Your task is to write out the lines from the line containing "What text is on this page?" through the last line of the material, exactly.

Data entries:
BEGIN

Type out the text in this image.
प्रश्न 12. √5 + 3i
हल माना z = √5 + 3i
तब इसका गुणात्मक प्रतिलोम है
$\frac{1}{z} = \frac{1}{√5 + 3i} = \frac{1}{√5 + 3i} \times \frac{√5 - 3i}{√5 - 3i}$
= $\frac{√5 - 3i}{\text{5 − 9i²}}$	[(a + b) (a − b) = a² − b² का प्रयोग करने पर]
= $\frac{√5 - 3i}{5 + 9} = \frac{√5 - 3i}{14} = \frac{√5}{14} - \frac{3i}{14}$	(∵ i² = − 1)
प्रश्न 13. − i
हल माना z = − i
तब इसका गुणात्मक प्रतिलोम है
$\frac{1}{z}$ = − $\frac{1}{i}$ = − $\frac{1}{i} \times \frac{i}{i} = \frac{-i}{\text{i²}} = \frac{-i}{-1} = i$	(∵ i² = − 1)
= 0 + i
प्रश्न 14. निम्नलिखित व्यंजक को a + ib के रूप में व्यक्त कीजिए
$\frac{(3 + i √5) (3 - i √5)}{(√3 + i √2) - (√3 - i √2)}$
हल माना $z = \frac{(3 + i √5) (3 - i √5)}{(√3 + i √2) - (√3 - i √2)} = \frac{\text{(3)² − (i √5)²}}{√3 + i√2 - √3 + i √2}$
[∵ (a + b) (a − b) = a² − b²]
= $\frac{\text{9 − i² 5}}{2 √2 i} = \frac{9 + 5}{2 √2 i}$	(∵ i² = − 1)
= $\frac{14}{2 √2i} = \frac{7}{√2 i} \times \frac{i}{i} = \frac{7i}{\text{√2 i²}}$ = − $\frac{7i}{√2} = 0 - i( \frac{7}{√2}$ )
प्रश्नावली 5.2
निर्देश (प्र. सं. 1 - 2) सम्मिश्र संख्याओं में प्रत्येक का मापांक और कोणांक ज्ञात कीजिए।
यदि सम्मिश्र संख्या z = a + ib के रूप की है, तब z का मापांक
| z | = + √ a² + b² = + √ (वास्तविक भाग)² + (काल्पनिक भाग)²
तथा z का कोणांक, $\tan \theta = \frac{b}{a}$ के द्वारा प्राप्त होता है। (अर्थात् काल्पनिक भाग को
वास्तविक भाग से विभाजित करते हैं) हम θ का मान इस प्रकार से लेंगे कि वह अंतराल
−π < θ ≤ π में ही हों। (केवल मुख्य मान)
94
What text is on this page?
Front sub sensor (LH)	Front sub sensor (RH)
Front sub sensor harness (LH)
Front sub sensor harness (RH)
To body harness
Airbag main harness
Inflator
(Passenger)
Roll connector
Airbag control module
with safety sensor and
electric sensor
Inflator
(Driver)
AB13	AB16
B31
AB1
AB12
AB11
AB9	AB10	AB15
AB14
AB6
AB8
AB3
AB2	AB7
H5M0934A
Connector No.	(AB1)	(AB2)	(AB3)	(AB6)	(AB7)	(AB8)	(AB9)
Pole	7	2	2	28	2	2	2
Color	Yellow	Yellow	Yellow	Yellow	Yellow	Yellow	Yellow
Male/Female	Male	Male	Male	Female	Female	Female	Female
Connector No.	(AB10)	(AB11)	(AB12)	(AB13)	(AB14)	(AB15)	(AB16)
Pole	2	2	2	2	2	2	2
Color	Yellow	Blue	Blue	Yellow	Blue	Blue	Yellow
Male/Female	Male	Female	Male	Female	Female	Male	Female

END

> _SOLUTION FOR THIS PROBLEM_:
What text is on this page?
Front sub sensor (LH)	Front sub sensor (RH)
Front sub sensor harness (LH)
Front sub sensor harness (RH)
To body harness
Airbag main harness
Inflator
(Passenger)
Roll connector
Airbag control module
with safety sensor and
electric sensor
Inflator
(Driver)
AB13	AB16
B31
AB1
AB12
AB11
AB9	AB10	AB15
AB14
AB6
AB8
AB3
AB2	AB7
H5M0934A
Connector No.	(AB1)	(AB2)	(AB3)	(AB6)	(AB7)	(AB8)	(AB9)
Pole	7	2	2	28	2	2	2
Color	Yellow	Yellow	Yellow	Yellow	Yellow	Yellow	Yellow
Male/Female	Male	Male	Male	Female	Female	Female	Female
Connector No.	(AB10)	(AB11)	(AB12)	(AB13)	(AB14)	(AB15)	(AB16)
Pole	2	2	2	2	2	2	2
Color	Yellow	Blue	Blue	Yellow	Blue	Blue	Yellow
Male/Female	Male	Female	Male	Female	Female	Male	Female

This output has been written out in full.